● **YOUR INSTRUCTIONS**
Return all lines with the word "price" in them.

● **SUPPLIED DATA**
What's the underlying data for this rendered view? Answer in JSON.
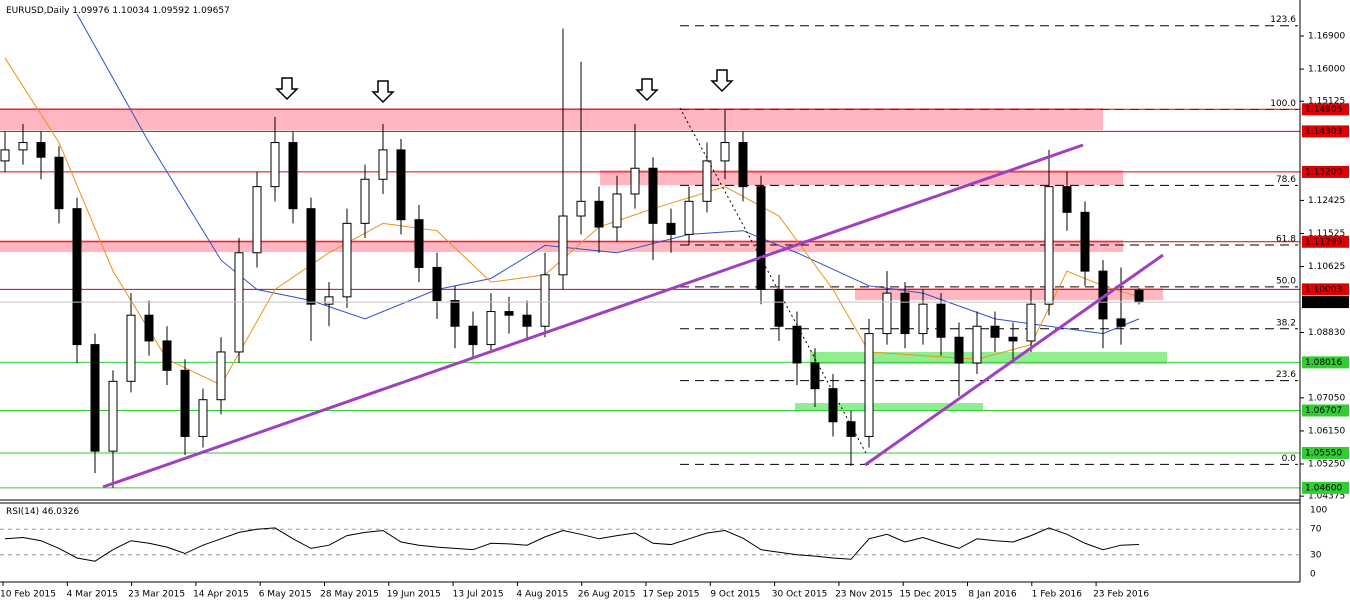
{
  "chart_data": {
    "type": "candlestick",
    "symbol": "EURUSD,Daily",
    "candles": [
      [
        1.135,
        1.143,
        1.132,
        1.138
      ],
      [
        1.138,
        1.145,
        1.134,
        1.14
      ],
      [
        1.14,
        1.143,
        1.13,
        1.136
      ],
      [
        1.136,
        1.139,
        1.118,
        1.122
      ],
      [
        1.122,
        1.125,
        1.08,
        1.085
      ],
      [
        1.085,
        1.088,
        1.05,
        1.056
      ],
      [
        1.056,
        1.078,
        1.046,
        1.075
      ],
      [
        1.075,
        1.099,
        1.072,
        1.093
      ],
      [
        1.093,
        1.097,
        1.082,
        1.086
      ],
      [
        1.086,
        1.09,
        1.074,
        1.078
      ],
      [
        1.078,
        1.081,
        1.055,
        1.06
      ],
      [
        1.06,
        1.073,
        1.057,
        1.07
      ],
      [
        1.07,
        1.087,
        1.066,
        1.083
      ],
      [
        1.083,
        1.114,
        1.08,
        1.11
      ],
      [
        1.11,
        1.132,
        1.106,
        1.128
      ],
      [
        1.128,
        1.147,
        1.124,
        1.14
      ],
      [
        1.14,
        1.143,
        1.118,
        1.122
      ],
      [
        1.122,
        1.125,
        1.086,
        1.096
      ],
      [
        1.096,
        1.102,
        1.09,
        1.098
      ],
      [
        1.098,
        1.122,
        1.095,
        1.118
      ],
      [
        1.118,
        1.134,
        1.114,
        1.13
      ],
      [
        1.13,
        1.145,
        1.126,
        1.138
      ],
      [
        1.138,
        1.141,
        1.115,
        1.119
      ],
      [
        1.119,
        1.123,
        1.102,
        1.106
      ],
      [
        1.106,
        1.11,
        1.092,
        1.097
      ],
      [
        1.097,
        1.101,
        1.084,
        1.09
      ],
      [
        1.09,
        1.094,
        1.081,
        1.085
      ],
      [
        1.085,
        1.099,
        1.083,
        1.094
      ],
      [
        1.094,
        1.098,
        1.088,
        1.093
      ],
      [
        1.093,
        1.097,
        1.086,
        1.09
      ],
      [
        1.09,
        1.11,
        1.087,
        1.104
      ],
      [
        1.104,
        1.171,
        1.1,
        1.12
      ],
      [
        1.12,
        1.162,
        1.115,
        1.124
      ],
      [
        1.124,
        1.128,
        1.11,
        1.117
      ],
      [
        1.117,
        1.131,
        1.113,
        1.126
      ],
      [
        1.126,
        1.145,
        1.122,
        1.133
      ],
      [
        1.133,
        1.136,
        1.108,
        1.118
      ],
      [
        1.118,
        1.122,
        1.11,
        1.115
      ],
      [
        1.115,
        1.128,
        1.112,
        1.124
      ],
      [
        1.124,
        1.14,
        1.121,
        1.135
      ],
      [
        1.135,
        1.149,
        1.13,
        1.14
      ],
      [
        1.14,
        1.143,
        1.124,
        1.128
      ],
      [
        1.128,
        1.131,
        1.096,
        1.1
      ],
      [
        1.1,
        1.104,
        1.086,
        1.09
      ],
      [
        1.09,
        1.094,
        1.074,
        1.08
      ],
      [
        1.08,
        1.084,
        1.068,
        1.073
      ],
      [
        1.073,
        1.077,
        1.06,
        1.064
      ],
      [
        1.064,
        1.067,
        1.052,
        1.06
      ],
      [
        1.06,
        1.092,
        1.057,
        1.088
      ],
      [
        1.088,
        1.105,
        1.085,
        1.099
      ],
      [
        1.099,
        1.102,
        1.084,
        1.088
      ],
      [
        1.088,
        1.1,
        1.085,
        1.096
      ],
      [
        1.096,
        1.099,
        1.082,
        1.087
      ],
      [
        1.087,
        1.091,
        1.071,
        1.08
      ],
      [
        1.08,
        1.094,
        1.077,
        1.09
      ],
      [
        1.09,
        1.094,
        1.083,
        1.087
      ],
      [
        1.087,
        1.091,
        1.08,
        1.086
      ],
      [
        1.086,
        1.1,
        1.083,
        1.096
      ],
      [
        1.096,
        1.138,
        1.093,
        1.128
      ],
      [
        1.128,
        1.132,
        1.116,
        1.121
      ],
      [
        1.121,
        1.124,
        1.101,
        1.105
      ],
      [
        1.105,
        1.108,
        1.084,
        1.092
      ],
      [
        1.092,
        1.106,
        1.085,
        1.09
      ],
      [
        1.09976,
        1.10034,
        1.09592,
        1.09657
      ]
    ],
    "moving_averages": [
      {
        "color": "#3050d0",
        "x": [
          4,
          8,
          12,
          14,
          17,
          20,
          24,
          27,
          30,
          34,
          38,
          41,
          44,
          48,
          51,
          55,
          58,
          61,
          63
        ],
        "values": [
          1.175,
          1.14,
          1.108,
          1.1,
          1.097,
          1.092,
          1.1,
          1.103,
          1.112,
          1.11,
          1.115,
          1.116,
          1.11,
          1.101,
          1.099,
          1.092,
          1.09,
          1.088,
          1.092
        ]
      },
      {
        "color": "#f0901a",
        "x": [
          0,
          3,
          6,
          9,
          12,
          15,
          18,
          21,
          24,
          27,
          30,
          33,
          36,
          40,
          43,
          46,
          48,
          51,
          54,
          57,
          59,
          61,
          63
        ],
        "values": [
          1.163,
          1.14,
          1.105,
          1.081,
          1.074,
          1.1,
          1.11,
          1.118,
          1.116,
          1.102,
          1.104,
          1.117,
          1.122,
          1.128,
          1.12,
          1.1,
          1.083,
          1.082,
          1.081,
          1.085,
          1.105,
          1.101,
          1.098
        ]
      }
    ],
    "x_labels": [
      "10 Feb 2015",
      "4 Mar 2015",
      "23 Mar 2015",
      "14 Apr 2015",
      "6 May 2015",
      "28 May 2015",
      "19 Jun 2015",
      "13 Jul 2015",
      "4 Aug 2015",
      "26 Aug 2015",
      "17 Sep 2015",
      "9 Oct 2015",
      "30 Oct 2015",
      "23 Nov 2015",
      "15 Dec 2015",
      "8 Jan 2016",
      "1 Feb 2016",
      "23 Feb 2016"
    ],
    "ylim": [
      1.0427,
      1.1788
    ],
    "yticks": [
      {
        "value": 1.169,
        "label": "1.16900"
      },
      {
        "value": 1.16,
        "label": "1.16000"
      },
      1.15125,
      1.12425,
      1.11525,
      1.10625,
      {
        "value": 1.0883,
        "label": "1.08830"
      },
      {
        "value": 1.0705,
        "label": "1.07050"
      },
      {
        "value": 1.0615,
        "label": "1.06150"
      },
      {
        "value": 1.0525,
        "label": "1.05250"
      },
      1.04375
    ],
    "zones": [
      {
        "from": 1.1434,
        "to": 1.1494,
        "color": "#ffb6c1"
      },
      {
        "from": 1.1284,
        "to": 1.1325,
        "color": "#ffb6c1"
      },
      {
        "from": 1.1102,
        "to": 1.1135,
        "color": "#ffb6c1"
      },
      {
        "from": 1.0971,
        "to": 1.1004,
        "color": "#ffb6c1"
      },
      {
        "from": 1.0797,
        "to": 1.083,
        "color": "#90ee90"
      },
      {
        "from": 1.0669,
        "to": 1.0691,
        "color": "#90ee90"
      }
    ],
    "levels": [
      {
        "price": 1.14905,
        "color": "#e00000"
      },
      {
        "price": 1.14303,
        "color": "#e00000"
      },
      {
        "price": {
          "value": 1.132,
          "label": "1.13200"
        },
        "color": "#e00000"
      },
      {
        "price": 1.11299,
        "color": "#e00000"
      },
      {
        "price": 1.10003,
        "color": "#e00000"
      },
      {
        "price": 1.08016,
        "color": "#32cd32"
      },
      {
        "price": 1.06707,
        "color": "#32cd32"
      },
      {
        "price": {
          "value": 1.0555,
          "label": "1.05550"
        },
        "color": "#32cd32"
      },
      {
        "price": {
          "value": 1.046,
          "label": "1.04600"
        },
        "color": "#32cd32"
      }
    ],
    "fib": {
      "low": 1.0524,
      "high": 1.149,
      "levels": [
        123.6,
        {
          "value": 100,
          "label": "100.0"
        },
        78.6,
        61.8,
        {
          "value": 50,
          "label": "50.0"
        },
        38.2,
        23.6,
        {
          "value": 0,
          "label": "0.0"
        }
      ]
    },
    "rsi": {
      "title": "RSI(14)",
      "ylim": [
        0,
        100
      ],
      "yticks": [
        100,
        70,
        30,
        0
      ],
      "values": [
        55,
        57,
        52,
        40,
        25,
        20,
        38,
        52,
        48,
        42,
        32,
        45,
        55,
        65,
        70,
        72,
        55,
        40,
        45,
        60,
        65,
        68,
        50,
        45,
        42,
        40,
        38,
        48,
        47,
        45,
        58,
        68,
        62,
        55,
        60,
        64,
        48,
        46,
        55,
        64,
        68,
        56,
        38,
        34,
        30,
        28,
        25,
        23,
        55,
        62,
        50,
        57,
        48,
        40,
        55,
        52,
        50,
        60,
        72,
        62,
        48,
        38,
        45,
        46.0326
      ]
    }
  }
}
==
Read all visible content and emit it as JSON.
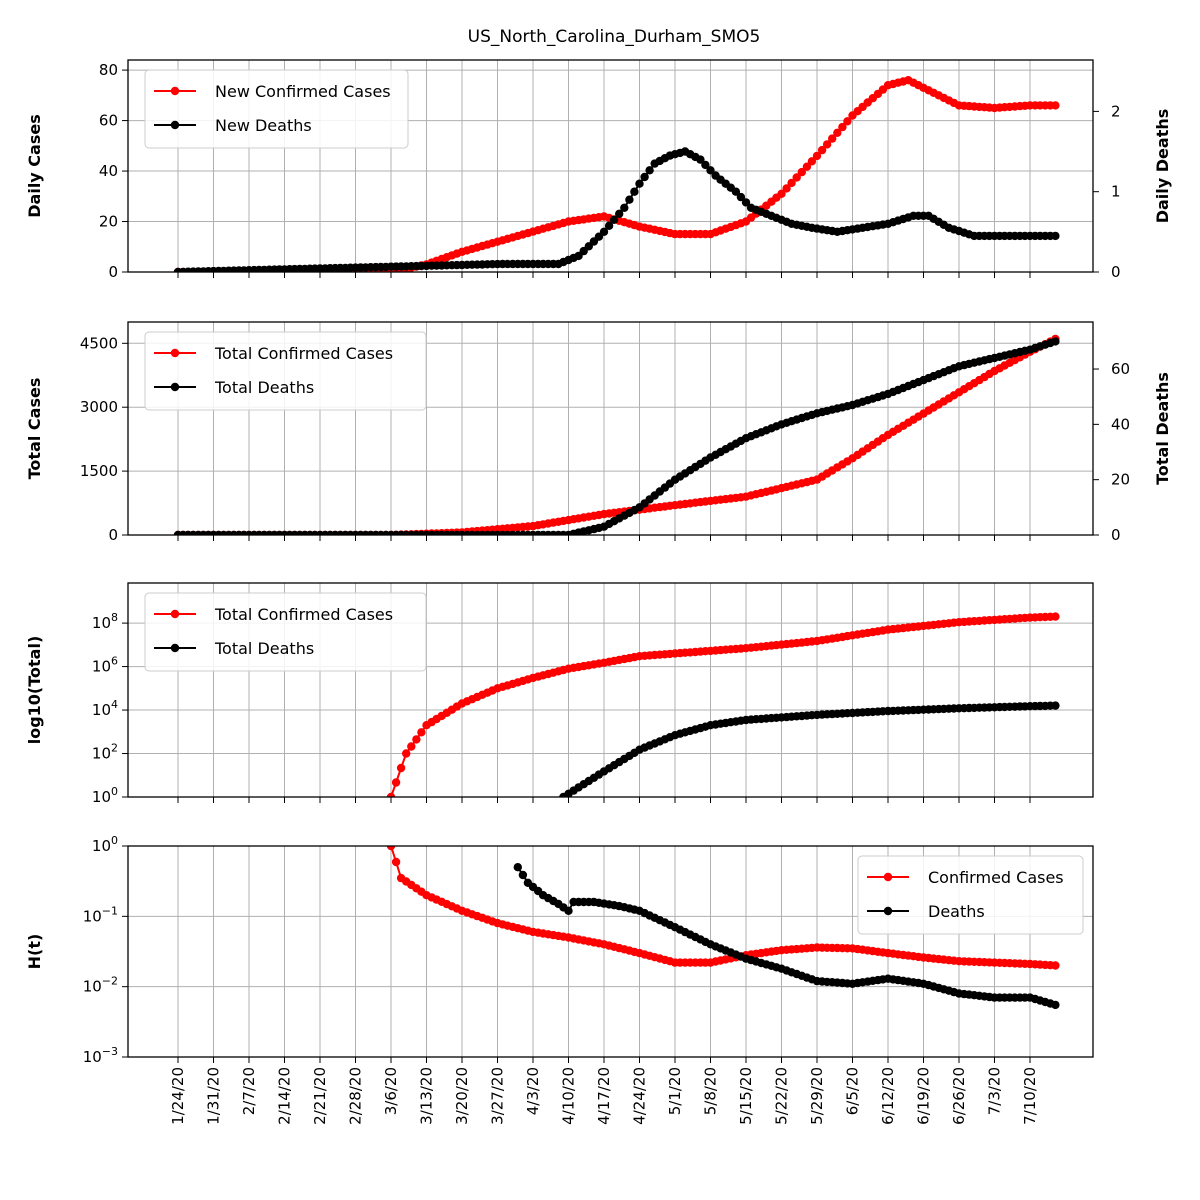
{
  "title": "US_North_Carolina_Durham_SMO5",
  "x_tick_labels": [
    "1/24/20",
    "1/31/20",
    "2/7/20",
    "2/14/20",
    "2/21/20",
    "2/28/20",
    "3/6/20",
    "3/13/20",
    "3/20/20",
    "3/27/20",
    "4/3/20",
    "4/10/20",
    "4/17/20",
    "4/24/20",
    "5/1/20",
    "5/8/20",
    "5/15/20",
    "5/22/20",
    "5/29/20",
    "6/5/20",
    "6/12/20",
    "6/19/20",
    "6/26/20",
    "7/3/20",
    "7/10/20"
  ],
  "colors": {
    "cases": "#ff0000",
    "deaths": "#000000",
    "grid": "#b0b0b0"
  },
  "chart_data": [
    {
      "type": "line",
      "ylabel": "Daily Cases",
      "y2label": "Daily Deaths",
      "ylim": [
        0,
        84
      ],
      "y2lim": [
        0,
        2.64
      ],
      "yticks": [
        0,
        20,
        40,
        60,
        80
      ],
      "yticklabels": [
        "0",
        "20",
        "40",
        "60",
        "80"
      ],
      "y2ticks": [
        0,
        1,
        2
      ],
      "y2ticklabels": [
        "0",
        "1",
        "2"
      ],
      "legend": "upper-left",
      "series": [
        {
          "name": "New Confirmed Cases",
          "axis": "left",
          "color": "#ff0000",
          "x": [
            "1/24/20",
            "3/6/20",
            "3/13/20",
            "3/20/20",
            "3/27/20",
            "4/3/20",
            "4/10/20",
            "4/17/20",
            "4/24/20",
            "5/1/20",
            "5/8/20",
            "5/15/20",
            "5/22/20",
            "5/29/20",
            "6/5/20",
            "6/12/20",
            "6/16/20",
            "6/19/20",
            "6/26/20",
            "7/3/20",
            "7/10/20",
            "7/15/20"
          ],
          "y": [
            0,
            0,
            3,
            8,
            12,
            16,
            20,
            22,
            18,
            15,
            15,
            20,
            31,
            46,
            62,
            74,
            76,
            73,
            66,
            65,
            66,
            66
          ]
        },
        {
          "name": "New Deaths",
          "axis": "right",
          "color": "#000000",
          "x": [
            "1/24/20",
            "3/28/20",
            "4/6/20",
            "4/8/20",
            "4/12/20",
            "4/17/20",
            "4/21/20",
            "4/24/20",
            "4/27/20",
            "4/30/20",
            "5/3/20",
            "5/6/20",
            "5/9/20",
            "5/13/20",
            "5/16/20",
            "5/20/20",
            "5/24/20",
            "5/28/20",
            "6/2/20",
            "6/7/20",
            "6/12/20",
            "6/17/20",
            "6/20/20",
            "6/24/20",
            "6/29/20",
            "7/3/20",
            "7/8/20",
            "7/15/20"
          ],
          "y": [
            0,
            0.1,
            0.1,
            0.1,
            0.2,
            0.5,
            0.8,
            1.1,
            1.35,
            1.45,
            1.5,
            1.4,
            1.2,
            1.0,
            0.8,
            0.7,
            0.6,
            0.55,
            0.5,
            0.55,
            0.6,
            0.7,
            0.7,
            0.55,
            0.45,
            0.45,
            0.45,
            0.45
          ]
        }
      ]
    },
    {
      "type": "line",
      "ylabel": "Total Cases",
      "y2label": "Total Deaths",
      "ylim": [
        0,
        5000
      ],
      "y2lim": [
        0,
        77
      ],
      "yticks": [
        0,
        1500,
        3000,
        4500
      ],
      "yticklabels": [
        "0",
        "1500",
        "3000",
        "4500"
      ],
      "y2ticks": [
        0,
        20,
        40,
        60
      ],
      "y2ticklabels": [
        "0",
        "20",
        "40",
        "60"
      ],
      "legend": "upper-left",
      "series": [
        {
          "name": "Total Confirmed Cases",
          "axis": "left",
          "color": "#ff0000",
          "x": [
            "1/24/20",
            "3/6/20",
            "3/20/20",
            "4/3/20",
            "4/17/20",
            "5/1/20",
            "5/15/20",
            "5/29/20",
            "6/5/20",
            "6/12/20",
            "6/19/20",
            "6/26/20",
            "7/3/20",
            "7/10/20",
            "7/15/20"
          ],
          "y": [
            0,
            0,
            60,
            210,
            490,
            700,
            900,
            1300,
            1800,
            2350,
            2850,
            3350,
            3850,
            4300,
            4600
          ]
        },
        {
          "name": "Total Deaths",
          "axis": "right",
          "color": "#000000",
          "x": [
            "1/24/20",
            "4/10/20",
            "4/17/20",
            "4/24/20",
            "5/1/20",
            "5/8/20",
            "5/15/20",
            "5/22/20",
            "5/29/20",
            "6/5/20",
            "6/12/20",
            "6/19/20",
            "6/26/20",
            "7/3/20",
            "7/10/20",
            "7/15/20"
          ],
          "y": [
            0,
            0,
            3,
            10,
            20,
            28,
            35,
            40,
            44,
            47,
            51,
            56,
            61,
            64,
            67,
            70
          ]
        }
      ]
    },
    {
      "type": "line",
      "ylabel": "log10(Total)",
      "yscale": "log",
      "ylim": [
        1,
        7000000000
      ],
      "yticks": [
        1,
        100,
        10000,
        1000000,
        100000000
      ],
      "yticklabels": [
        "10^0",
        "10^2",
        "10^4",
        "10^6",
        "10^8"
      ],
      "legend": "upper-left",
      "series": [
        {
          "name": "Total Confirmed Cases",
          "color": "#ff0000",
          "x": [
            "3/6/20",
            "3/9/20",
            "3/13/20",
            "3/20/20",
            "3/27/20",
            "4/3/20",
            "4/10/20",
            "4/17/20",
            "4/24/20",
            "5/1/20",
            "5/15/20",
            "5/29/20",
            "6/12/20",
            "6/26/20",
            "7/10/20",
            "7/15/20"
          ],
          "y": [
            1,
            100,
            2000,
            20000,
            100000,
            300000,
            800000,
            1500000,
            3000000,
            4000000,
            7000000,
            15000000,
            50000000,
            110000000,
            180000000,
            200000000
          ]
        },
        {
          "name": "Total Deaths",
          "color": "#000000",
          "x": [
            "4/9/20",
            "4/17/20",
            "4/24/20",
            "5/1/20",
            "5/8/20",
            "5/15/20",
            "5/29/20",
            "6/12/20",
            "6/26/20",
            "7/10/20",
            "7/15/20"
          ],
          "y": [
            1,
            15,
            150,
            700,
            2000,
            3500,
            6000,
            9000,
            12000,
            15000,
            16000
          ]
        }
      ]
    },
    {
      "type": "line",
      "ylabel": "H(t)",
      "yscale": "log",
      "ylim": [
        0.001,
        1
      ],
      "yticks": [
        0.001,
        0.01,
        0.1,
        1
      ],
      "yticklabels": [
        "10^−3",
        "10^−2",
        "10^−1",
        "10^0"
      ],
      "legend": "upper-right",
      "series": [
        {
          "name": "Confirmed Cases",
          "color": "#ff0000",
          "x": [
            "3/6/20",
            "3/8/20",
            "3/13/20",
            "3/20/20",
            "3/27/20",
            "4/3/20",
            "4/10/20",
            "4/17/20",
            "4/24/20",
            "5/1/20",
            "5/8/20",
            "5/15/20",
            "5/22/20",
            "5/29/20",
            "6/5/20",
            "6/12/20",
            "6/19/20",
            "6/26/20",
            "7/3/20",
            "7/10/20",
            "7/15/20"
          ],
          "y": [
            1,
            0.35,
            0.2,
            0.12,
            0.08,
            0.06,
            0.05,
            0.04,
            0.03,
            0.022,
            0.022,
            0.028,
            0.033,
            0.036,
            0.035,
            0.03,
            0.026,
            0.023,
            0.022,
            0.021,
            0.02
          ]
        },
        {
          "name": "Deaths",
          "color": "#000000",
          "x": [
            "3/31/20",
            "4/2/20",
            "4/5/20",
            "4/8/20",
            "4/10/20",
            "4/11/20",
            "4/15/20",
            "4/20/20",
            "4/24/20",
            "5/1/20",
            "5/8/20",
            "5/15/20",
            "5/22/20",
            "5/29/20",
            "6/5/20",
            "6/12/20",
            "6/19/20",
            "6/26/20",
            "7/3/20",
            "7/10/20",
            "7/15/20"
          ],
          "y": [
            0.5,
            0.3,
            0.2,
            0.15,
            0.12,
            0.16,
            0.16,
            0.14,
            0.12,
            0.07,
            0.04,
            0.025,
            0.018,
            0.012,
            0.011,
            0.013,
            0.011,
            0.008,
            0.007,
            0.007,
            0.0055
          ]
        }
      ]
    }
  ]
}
==
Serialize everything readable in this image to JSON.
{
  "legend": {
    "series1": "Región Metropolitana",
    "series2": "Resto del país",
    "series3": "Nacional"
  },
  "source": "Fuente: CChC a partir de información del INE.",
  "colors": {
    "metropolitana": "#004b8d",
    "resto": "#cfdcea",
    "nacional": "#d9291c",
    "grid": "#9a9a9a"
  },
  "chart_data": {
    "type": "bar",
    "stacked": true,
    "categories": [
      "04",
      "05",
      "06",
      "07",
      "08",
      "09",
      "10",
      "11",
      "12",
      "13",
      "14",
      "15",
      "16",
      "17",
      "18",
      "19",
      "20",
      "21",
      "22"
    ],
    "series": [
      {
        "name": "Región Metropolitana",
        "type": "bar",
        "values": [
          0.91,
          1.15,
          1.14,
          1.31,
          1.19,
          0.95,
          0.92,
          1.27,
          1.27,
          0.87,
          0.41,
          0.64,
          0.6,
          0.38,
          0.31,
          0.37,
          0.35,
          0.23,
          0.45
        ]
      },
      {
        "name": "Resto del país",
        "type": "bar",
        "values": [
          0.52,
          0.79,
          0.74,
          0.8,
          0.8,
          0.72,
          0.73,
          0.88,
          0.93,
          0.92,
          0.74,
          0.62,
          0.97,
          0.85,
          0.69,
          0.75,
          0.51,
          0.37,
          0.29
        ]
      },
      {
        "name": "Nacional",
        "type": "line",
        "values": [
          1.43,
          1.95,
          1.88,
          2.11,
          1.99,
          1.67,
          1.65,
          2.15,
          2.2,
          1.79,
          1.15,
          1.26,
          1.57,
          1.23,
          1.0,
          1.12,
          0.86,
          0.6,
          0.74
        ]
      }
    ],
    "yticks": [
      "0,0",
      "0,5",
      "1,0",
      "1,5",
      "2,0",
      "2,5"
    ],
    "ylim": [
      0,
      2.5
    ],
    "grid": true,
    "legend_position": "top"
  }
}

● **FINISHED EXERCISE**
        "price": 1.14905,
        "price": 1.14303,
        "price": {
        "price": 1.11299,
        "price": 1.10003,
        "price": 1.08016,
        "price": 1.06707,
        "price": {
        "price": {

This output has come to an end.